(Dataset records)
------------------------------------------------

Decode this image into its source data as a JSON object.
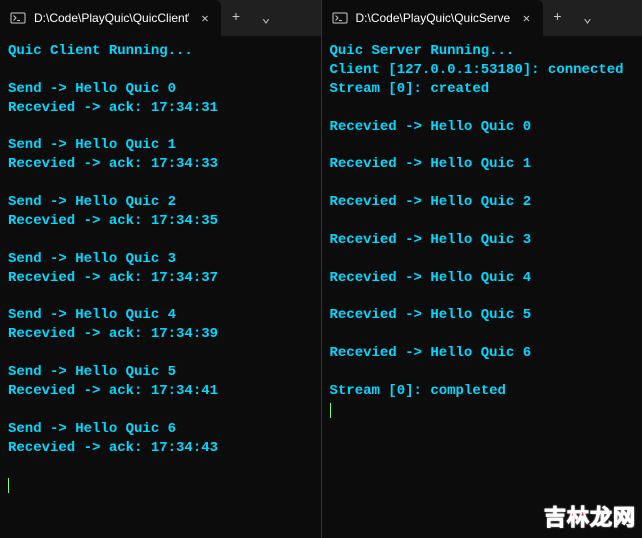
{
  "left": {
    "tab_title": "D:\\Code\\PlayQuic\\QuicClient\\",
    "lines": [
      "Quic Client Running...",
      "",
      "Send -> Hello Quic 0",
      "Recevied -> ack: 17:34:31",
      "",
      "Send -> Hello Quic 1",
      "Recevied -> ack: 17:34:33",
      "",
      "Send -> Hello Quic 2",
      "Recevied -> ack: 17:34:35",
      "",
      "Send -> Hello Quic 3",
      "Recevied -> ack: 17:34:37",
      "",
      "Send -> Hello Quic 4",
      "Recevied -> ack: 17:34:39",
      "",
      "Send -> Hello Quic 5",
      "Recevied -> ack: 17:34:41",
      "",
      "Send -> Hello Quic 6",
      "Recevied -> ack: 17:34:43",
      ""
    ]
  },
  "right": {
    "tab_title": "D:\\Code\\PlayQuic\\QuicServer",
    "lines": [
      "Quic Server Running...",
      "Client [127.0.0.1:53180]: connected",
      "Stream [0]: created",
      "",
      "Recevied -> Hello Quic 0",
      "",
      "Recevied -> Hello Quic 1",
      "",
      "Recevied -> Hello Quic 2",
      "",
      "Recevied -> Hello Quic 3",
      "",
      "Recevied -> Hello Quic 4",
      "",
      "Recevied -> Hello Quic 5",
      "",
      "Recevied -> Hello Quic 6",
      "",
      "Stream [0]: completed"
    ]
  },
  "icons": {
    "close": "✕",
    "plus": "+",
    "chevron_down": "⌄"
  },
  "watermark": "吉林龙网",
  "colors": {
    "terminal_text": "#00d9ff",
    "cursor": "#7fff7f",
    "titlebar": "#202020",
    "tab_active": "#0c0c0c"
  }
}
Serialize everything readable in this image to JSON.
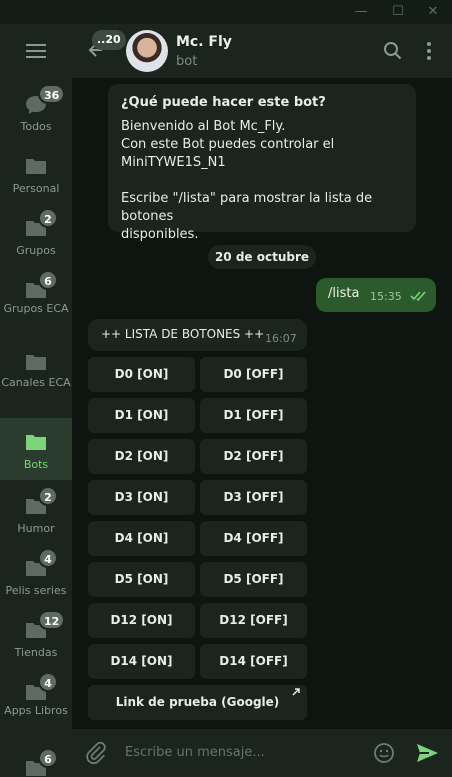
{
  "window": {
    "minimize": "—",
    "maximize": "☐",
    "close": "✕"
  },
  "sidebar": {
    "folders": [
      {
        "label": "Todos",
        "badge": "36",
        "icon": "chat-bubbles-icon"
      },
      {
        "label": "Personal",
        "badge": "",
        "icon": "folder-icon"
      },
      {
        "label": "Grupos",
        "badge": "2",
        "icon": "folder-icon"
      },
      {
        "label": "Grupos ECA",
        "badge": "6",
        "icon": "folder-icon"
      },
      {
        "label": "Canales ECA",
        "badge": "",
        "icon": "folder-icon"
      },
      {
        "label": "Bots",
        "badge": "",
        "icon": "folder-icon",
        "active": true
      },
      {
        "label": "Humor",
        "badge": "2",
        "icon": "folder-icon"
      },
      {
        "label": "Pelis series",
        "badge": "4",
        "icon": "folder-icon"
      },
      {
        "label": "Tiendas",
        "badge": "12",
        "icon": "folder-icon"
      },
      {
        "label": "Apps Libros",
        "badge": "4",
        "icon": "folder-icon"
      },
      {
        "label": "",
        "badge": "6",
        "icon": "folder-icon"
      }
    ]
  },
  "header": {
    "back_unread": "..20",
    "name": "Mc. Fly",
    "status": "bot"
  },
  "messages": {
    "description": {
      "title": "¿Qué puede hacer este bot?",
      "line1": "Bienvenido al Bot Mc_Fly.",
      "line2": "Con este Bot puedes controlar el",
      "line3": "MiniTYWE1S_N1",
      "line4": "Escribe \"/lista\" para mostrar la lista de botones",
      "line5": "disponibles."
    },
    "date": "20 de octubre",
    "outgoing": {
      "text": "/lista",
      "time": "15:35"
    },
    "incoming": {
      "text": "++ LISTA DE BOTONES ++",
      "time": "16:07"
    },
    "keyboard": [
      [
        "D0 [ON]",
        "D0 [OFF]"
      ],
      [
        "D1 [ON]",
        "D1 [OFF]"
      ],
      [
        "D2 [ON]",
        "D2 [OFF]"
      ],
      [
        "D3 [ON]",
        "D3 [OFF]"
      ],
      [
        "D4 [ON]",
        "D4 [OFF]"
      ],
      [
        "D5 [ON]",
        "D5 [OFF]"
      ],
      [
        "D12 [ON]",
        "D12 [OFF]"
      ],
      [
        "D14 [ON]",
        "D14 [OFF]"
      ]
    ],
    "link_button": "Link de prueba (Google)"
  },
  "composer": {
    "placeholder": "Escribe un mensaje..."
  },
  "colors": {
    "accent": "#7ed47a",
    "outgoing_bubble": "#2b5a2c",
    "panel": "#1b241d",
    "background": "#0e1510"
  }
}
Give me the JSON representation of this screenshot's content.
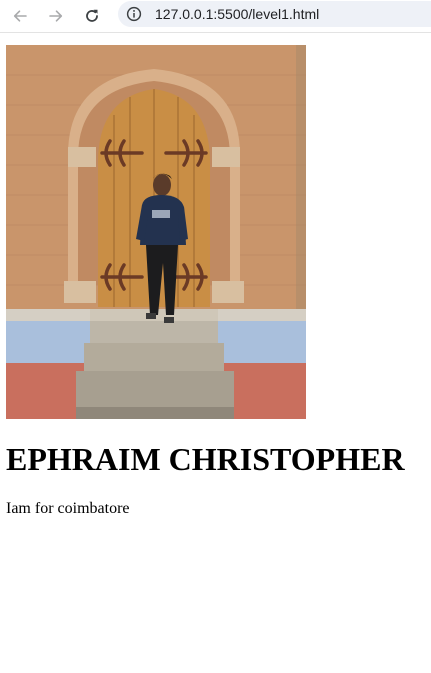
{
  "browser": {
    "url": "127.0.0.1:5500/level1.html",
    "icons": {
      "back": "arrow-left-icon",
      "forward": "arrow-right-icon",
      "reload": "reload-icon",
      "site_info": "info-icon"
    }
  },
  "page": {
    "image": {
      "subject": "photo-person-in-front-of-arched-door"
    },
    "heading": "EPHRAIM CHRISTOPHER",
    "paragraph": "Iam for coimbatore"
  },
  "colors": {
    "toolbar_bg": "#ffffff",
    "omnibox_bg": "#eef1f7",
    "icon_disabled": "#a9aaac",
    "icon_active": "#3c4043",
    "text": "#000000"
  }
}
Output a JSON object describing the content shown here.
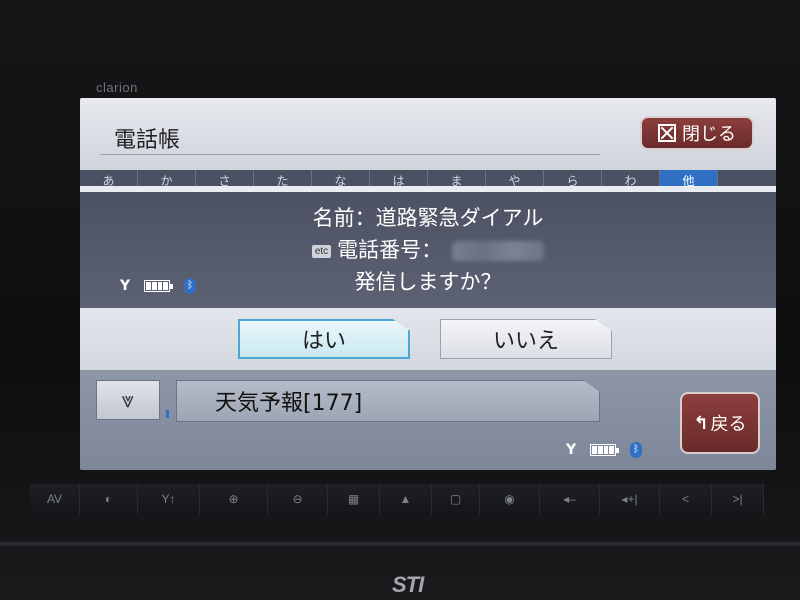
{
  "device": {
    "brand": "clarion",
    "logo_text": "STI"
  },
  "header": {
    "title": "電話帳",
    "close_label": "閉じる"
  },
  "kana_index": [
    {
      "label": "あ",
      "selected": false
    },
    {
      "label": "か",
      "selected": false
    },
    {
      "label": "さ",
      "selected": false
    },
    {
      "label": "た",
      "selected": false
    },
    {
      "label": "な",
      "selected": false
    },
    {
      "label": "は",
      "selected": false
    },
    {
      "label": "ま",
      "selected": false
    },
    {
      "label": "や",
      "selected": false
    },
    {
      "label": "ら",
      "selected": false
    },
    {
      "label": "わ",
      "selected": false
    },
    {
      "label": "他",
      "selected": true
    }
  ],
  "dialog": {
    "name_line": "名前：道路緊急ダイアル",
    "etc_badge": "etc",
    "phone_label": "電話番号：",
    "question": "発信しますか？",
    "yes_label": "はい",
    "no_label": "いいえ"
  },
  "list": {
    "scroll_icon": "double-chevron-down-icon",
    "current_item": "天気予報[177]"
  },
  "back_button": {
    "label": "戻る"
  },
  "hardware_buttons": [
    "AV",
    "◐",
    "Y↑",
    "⊕",
    "⊖",
    "▦",
    "▲",
    "▢",
    "◉",
    "◂–",
    "◂+|",
    "<",
    ">|"
  ],
  "colors": {
    "accent_red": "#7a3331",
    "highlight_blue": "#2f70c4",
    "yes_border": "#48a9d6"
  }
}
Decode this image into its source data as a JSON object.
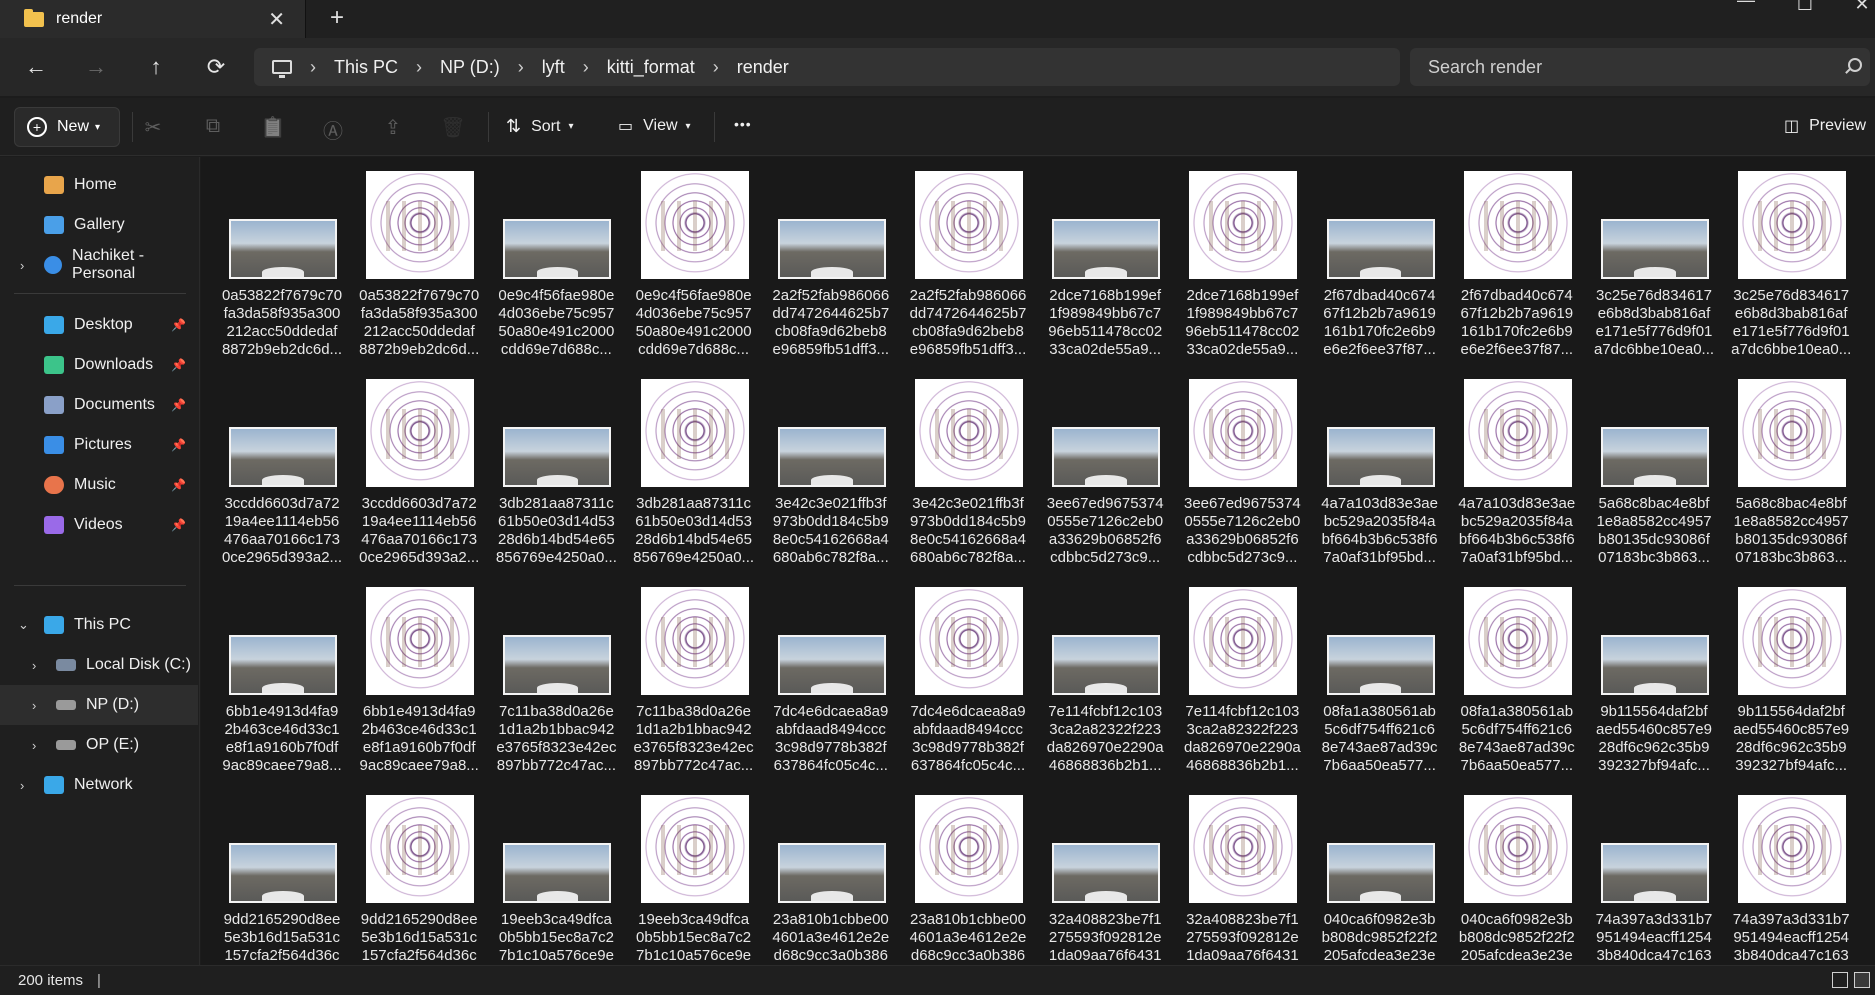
{
  "window": {
    "tab_title": "render",
    "close_symbol": "✕",
    "new_tab_symbol": "+",
    "minimize_symbol": "—",
    "maximize_symbol": "☐",
    "close_window_symbol": "✕"
  },
  "nav": {
    "back_symbol": "←",
    "forward_symbol": "→",
    "up_symbol": "↑",
    "refresh_symbol": "⟳"
  },
  "breadcrumb": [
    "This PC",
    "NP (D:)",
    "lyft",
    "kitti_format",
    "render"
  ],
  "breadcrumb_sep": "›",
  "search": {
    "placeholder": "Search render"
  },
  "toolbar": {
    "new_label": "New",
    "sort_label": "Sort",
    "view_label": "View",
    "more_symbol": "•••",
    "preview_label": "Preview",
    "cut_symbol": "✂",
    "copy_symbol": "⧉",
    "paste_symbol": "📋",
    "rename_symbol": "Ⓐ",
    "share_symbol": "⇪",
    "delete_symbol": "🗑"
  },
  "sidebar": {
    "top": [
      {
        "label": "Home",
        "icon": "home-icon",
        "color": "#e8a54b"
      },
      {
        "label": "Gallery",
        "icon": "gallery-icon",
        "color": "#4a9fe8"
      },
      {
        "label": "Nachiket - Personal",
        "icon": "onedrive-icon",
        "color": "#3a8ee6"
      }
    ],
    "quick": [
      {
        "label": "Desktop",
        "icon": "desktop-icon",
        "color": "#3aa8e8"
      },
      {
        "label": "Downloads",
        "icon": "downloads-icon",
        "color": "#3cc48a"
      },
      {
        "label": "Documents",
        "icon": "documents-icon",
        "color": "#8aa0c8"
      },
      {
        "label": "Pictures",
        "icon": "pictures-icon",
        "color": "#3a8ee6"
      },
      {
        "label": "Music",
        "icon": "music-icon",
        "color": "#e8744b"
      },
      {
        "label": "Videos",
        "icon": "videos-icon",
        "color": "#9a6ae8"
      }
    ],
    "pin_symbol": "📌",
    "drives": [
      {
        "label": "This PC",
        "icon": "this-pc-icon",
        "color": "#3aa8e8"
      },
      {
        "label": "Local Disk (C:)",
        "icon": "local-disk-icon",
        "color": "#7a8aa0"
      },
      {
        "label": "NP (D:)",
        "icon": "drive-icon",
        "color": "#9a9a9a"
      },
      {
        "label": "OP (E:)",
        "icon": "drive-icon",
        "color": "#9a9a9a"
      },
      {
        "label": "Network",
        "icon": "network-icon",
        "color": "#3aa8e8"
      }
    ]
  },
  "files": [
    [
      "0a53822f7679c70",
      "fa3da58f935a300",
      "212acc50ddedaf",
      "8872b9eb2dc6d..."
    ],
    [
      "0a53822f7679c70",
      "fa3da58f935a300",
      "212acc50ddedaf",
      "8872b9eb2dc6d..."
    ],
    [
      "0e9c4f56fae980e",
      "4d036ebe75c957",
      "50a80e491c2000",
      "cdd69e7d688c..."
    ],
    [
      "0e9c4f56fae980e",
      "4d036ebe75c957",
      "50a80e491c2000",
      "cdd69e7d688c..."
    ],
    [
      "2a2f52fab986066",
      "dd7472644625b7",
      "cb08fa9d62beb8",
      "e96859fb51dff3..."
    ],
    [
      "2a2f52fab986066",
      "dd7472644625b7",
      "cb08fa9d62beb8",
      "e96859fb51dff3..."
    ],
    [
      "2dce7168b199ef",
      "1f989849bb67c7",
      "96eb511478cc02",
      "33ca02de55a9..."
    ],
    [
      "2dce7168b199ef",
      "1f989849bb67c7",
      "96eb511478cc02",
      "33ca02de55a9..."
    ],
    [
      "2f67dbad40c674",
      "67f12b2b7a9619",
      "161b170fc2e6b9",
      "e6e2f6ee37f87..."
    ],
    [
      "2f67dbad40c674",
      "67f12b2b7a9619",
      "161b170fc2e6b9",
      "e6e2f6ee37f87..."
    ],
    [
      "3c25e76d834617",
      "e6b8d3bab816af",
      "e171e5f776d9f01",
      "a7dc6bbe10ea0..."
    ],
    [
      "3c25e76d834617",
      "e6b8d3bab816af",
      "e171e5f776d9f01",
      "a7dc6bbe10ea0..."
    ],
    [
      "3ccdd6603d7a72",
      "19a4ee1114eb56",
      "476aa70166c173",
      "0ce2965d393a2..."
    ],
    [
      "3ccdd6603d7a72",
      "19a4ee1114eb56",
      "476aa70166c173",
      "0ce2965d393a2..."
    ],
    [
      "3db281aa87311c",
      "61b50e03d14d53",
      "28d6b14bd54e65",
      "856769e4250a0..."
    ],
    [
      "3db281aa87311c",
      "61b50e03d14d53",
      "28d6b14bd54e65",
      "856769e4250a0..."
    ],
    [
      "3e42c3e021ffb3f",
      "973b0dd184c5b9",
      "8e0c54162668a4",
      "680ab6c782f8a..."
    ],
    [
      "3e42c3e021ffb3f",
      "973b0dd184c5b9",
      "8e0c54162668a4",
      "680ab6c782f8a..."
    ],
    [
      "3ee67ed9675374",
      "0555e7126c2eb0",
      "a33629b06852f6",
      "cdbbc5d273c9..."
    ],
    [
      "3ee67ed9675374",
      "0555e7126c2eb0",
      "a33629b06852f6",
      "cdbbc5d273c9..."
    ],
    [
      "4a7a103d83e3ae",
      "bc529a2035f84a",
      "bf664b3b6c538f6",
      "7a0af31bf95bd..."
    ],
    [
      "4a7a103d83e3ae",
      "bc529a2035f84a",
      "bf664b3b6c538f6",
      "7a0af31bf95bd..."
    ],
    [
      "5a68c8bac4e8bf",
      "1e8a8582cc4957",
      "b80135dc93086f",
      "07183bc3b863..."
    ],
    [
      "5a68c8bac4e8bf",
      "1e8a8582cc4957",
      "b80135dc93086f",
      "07183bc3b863..."
    ],
    [
      "6bb1e4913d4fa9",
      "2b463ce46d33c1",
      "e8f1a9160b7f0df",
      "9ac89caee79a8..."
    ],
    [
      "6bb1e4913d4fa9",
      "2b463ce46d33c1",
      "e8f1a9160b7f0df",
      "9ac89caee79a8..."
    ],
    [
      "7c11ba38d0a26e",
      "1d1a2b1bbac942",
      "e3765f8323e42ec",
      "897bb772c47ac..."
    ],
    [
      "7c11ba38d0a26e",
      "1d1a2b1bbac942",
      "e3765f8323e42ec",
      "897bb772c47ac..."
    ],
    [
      "7dc4e6dcaea8a9",
      "abfdaad8494ccc",
      "3c98d9778b382f",
      "637864fc05c4c..."
    ],
    [
      "7dc4e6dcaea8a9",
      "abfdaad8494ccc",
      "3c98d9778b382f",
      "637864fc05c4c..."
    ],
    [
      "7e114fcbf12c103",
      "3ca2a82322f223",
      "da826970e2290a",
      "46868836b2b1..."
    ],
    [
      "7e114fcbf12c103",
      "3ca2a82322f223",
      "da826970e2290a",
      "46868836b2b1..."
    ],
    [
      "08fa1a380561ab",
      "5c6df754ff621c6",
      "8e743ae87ad39c",
      "7b6aa50ea577..."
    ],
    [
      "08fa1a380561ab",
      "5c6df754ff621c6",
      "8e743ae87ad39c",
      "7b6aa50ea577..."
    ],
    [
      "9b115564daf2bf",
      "aed55460c857e9",
      "28df6c962c35b9",
      "392327bf94afc..."
    ],
    [
      "9b115564daf2bf",
      "aed55460c857e9",
      "28df6c962c35b9",
      "392327bf94afc..."
    ],
    [
      "9dd2165290d8ee",
      "5e3b16d15a531c",
      "157cfa2f564d36c",
      ""
    ],
    [
      "9dd2165290d8ee",
      "5e3b16d15a531c",
      "157cfa2f564d36c",
      ""
    ],
    [
      "19eeb3ca49dfca",
      "0b5bb15ec8a7c2",
      "7b1c10a576ce9e",
      ""
    ],
    [
      "19eeb3ca49dfca",
      "0b5bb15ec8a7c2",
      "7b1c10a576ce9e",
      ""
    ],
    [
      "23a810b1cbbe00",
      "4601a3e4612e2e",
      "d68c9cc3a0b386",
      ""
    ],
    [
      "23a810b1cbbe00",
      "4601a3e4612e2e",
      "d68c9cc3a0b386",
      ""
    ],
    [
      "32a408823be7f1",
      "275593f092812e",
      "1da09aa76f6431",
      ""
    ],
    [
      "32a408823be7f1",
      "275593f092812e",
      "1da09aa76f6431",
      ""
    ],
    [
      "040ca6f0982e3b",
      "b808dc9852f22f2",
      "205afcdea3e23e",
      ""
    ],
    [
      "040ca6f0982e3b",
      "b808dc9852f22f2",
      "205afcdea3e23e",
      ""
    ],
    [
      "74a397a3d331b7",
      "951494eacff1254",
      "3b840dca47c163",
      ""
    ],
    [
      "74a397a3d331b7",
      "951494eacff1254",
      "3b840dca47c163",
      ""
    ]
  ],
  "status": {
    "item_count": "200 items",
    "separator": "|"
  }
}
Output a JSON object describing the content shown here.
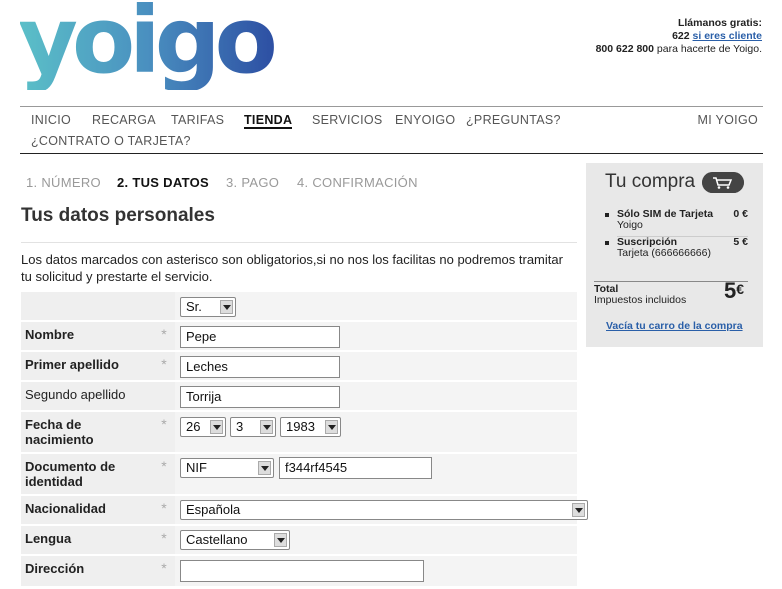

------------------------------------------------

WHAT THIS TASK INVOLVES: Search the listing for the string "Escribe". Copy each line where it turns up.

WORKED SOLUTION:
      "line4": "Escribe \"/lista\" para mostrar la lista de botones",
    "placeholder": "Escribe un mensaje..."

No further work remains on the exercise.